__Text shown__
I agree. There have been rumblings of discontent about the Hugos since the 1980s that I recall. I’ve used the Hugo sticker on a book as a warning for that long. Lately it has been ridiculously blatant.
But, nobody -did- anything until Larry Correia made up Sad Puppies. The point I made rather badly above is that it was never a “group” and there was no grand plan to “pressure” WorldCon. Larry made it as ridiculous as possible. Its a joke. The spokesman is a manitee.
I think if you investigate the original blog posts you will find Larry pushed a little, then Hugo aficionados called him names, then he pushed a little harder, and the Twittersphere erupted, then by Year Three more people piled on and they went nuts smearing -everybody-.
At that juncture Larry declared the point had been made, and handed the whole thing to his friends. Who took it much more seriously. That’s when things blew up, and that’s when Alex McFarlane stuck her oar in. A whole lot of people decided it was Time To Move.

__Activity list__
[a] According to the comment about the Hugos, who made up Sad Puppies?
[b] In the comment about the Hugos, list in order each event in the sentence that begins "I think if you investigate the original blog posts."
[c] Write a continuation of the comment about the Hugos, starting after its last sentence.

__The data__
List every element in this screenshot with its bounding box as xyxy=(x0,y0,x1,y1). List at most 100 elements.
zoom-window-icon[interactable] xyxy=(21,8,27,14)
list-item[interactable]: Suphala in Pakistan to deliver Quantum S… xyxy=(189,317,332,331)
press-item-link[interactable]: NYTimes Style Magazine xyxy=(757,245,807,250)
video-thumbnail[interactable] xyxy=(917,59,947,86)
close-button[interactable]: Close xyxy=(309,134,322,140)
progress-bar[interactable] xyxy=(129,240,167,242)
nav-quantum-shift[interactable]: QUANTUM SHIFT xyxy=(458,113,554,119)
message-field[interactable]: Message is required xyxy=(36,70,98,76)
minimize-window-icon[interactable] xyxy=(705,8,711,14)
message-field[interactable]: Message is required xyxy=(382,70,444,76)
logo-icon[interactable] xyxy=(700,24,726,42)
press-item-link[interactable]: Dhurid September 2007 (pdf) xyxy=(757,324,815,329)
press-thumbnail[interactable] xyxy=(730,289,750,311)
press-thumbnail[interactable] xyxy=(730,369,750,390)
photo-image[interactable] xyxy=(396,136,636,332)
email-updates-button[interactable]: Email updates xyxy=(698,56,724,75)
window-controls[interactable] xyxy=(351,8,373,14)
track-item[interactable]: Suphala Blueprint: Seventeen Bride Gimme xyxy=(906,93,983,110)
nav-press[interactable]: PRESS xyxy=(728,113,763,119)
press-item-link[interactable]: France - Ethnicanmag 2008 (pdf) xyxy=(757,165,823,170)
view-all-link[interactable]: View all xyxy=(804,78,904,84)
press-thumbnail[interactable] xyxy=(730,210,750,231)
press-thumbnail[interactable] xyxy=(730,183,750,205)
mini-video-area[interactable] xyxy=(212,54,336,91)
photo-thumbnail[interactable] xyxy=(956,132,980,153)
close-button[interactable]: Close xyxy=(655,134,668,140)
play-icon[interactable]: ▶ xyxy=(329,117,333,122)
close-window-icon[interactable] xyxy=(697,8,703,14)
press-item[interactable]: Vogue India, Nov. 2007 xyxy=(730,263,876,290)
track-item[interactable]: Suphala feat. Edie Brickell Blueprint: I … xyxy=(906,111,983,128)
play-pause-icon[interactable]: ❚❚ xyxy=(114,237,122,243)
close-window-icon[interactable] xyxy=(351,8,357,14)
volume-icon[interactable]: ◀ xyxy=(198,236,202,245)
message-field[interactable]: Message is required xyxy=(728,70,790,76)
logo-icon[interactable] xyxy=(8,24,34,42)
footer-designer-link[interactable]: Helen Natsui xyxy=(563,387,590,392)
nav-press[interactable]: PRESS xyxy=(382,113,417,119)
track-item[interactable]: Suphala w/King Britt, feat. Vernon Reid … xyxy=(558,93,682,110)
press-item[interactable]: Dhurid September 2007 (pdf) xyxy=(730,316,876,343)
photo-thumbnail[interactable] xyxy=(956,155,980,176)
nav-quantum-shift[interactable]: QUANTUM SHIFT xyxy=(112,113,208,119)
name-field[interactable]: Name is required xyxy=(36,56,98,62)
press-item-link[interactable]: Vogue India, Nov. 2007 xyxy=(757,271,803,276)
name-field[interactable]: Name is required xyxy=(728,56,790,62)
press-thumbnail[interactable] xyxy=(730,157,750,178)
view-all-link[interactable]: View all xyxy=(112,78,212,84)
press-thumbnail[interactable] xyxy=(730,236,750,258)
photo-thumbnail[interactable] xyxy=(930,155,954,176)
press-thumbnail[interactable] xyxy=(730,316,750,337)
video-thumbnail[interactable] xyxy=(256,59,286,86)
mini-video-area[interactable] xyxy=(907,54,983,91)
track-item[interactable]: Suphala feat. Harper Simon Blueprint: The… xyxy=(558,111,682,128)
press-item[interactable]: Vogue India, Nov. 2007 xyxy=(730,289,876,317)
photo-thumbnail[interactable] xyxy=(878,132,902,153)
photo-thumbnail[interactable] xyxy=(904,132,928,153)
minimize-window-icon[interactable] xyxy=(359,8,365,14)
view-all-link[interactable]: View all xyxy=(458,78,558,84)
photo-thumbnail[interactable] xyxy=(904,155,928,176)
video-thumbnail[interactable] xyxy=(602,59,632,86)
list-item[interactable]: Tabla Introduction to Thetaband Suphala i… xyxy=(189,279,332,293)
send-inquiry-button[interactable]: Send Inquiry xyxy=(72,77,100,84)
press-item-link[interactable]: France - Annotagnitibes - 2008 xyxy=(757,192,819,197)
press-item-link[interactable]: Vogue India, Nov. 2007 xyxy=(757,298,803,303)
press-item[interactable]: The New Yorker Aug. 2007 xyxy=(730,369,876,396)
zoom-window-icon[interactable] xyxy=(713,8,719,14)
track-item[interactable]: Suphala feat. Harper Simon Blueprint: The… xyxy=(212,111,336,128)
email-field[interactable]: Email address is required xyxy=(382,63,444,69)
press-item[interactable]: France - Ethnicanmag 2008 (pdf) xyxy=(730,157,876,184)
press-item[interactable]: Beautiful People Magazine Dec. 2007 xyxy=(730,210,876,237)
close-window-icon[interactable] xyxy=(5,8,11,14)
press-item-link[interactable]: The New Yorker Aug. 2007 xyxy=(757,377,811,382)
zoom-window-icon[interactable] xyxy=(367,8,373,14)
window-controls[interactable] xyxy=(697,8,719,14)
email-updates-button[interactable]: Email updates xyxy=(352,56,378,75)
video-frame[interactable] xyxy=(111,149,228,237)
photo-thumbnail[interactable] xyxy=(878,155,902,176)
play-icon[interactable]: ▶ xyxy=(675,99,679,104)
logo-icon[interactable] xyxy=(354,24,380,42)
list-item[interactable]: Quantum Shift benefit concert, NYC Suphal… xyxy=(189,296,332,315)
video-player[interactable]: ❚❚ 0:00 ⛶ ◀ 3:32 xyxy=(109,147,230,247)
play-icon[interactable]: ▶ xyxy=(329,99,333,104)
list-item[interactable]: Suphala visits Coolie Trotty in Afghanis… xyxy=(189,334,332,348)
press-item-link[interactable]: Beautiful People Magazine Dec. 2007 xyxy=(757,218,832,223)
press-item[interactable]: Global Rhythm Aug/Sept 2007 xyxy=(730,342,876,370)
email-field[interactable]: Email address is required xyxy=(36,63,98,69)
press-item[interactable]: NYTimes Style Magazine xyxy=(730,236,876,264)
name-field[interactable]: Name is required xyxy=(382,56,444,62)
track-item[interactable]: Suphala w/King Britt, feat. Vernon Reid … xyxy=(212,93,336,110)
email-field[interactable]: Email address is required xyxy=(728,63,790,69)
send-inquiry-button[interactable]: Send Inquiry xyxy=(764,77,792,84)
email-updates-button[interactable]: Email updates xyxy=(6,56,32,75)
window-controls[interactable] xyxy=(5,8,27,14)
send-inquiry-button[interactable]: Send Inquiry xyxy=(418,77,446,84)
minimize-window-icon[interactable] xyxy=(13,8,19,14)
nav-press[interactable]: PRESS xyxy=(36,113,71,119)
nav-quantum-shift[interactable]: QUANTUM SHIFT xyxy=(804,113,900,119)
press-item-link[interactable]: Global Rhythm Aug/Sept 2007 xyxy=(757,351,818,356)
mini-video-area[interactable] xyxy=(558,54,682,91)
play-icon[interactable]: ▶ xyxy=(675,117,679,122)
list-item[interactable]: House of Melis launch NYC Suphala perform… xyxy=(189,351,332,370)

__List of answers__
[a] Larry Correia made up Sad Puppies.

[b]
1. Larry pushed a little.
2. Hugo aficionados called him names.
3. He pushed a little harder.
4. The Twittersphere erupted.
5. By Year Three, more people piled on and went nuts smearing everybody.

[c]
So, if you approach it as a “Larry Correia organized pressure group” with the goal of winning a Hugo for Larry, your investigation misses the point. It would be constructive to entertain the notion that one guy went to WorldCon, got p1ssed off, and played a practical joke on his blog to illustrate what he was p1ssed off about.
What it is now, of course, is a lot bigger. These days its more the Puppy Alignment, a banner of intent attracting a confluence of readers and authors. Not bad for a practical joke, and an example of something nobody could ever organize deliberately.